↓
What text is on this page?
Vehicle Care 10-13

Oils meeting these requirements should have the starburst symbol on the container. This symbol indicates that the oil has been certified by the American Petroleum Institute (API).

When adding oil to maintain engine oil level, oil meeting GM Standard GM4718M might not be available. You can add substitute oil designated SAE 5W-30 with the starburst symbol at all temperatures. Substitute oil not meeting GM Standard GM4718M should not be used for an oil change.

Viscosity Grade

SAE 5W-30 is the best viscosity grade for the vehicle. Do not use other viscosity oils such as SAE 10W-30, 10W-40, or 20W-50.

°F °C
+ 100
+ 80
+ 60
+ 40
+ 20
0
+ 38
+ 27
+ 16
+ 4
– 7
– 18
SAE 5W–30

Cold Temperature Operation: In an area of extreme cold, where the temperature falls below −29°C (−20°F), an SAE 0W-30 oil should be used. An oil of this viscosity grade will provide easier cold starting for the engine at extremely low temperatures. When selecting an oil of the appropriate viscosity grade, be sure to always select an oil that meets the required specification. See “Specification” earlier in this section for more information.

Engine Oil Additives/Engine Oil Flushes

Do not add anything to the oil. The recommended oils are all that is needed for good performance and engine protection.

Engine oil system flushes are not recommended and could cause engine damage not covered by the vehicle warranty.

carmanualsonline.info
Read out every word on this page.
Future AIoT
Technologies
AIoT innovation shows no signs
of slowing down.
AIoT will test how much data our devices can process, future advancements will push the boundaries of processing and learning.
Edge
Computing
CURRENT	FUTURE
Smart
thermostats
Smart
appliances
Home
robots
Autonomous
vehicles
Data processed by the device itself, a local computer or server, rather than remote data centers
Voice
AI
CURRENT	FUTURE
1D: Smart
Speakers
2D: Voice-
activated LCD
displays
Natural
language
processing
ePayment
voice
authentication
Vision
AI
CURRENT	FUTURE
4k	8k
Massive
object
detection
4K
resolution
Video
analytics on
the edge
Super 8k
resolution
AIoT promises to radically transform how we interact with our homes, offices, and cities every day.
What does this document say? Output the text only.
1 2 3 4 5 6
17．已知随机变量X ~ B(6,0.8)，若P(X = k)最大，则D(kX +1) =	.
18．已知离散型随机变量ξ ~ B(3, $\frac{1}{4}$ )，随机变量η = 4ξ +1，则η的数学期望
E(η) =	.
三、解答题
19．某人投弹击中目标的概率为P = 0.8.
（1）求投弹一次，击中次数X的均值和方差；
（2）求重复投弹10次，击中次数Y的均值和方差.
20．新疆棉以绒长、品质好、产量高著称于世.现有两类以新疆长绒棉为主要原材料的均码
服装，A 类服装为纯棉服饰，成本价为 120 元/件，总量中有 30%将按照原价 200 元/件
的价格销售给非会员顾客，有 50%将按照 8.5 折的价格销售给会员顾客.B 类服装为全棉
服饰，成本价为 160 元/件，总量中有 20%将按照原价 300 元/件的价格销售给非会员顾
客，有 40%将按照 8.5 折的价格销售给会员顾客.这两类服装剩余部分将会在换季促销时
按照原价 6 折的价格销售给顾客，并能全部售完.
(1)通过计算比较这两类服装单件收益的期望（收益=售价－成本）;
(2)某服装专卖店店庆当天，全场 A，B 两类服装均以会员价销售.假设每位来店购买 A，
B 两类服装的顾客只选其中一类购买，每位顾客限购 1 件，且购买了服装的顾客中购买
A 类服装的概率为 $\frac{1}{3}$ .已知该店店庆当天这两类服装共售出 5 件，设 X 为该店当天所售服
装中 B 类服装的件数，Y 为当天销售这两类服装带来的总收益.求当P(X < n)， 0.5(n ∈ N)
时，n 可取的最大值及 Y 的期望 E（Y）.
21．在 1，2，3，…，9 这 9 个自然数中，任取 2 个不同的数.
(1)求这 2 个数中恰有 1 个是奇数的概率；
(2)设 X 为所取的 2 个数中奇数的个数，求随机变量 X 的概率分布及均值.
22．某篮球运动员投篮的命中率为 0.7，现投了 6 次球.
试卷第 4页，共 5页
↑
TASK TO CARRY OUT → Search the lines above for the string "data", then show every one that has it.

FULL ANSWER →
AIoT will test how much data our devices can process, future advancements will push the boundaries of processing and learning.
Data processed by the device itself, a local computer or server, rather than remote data centers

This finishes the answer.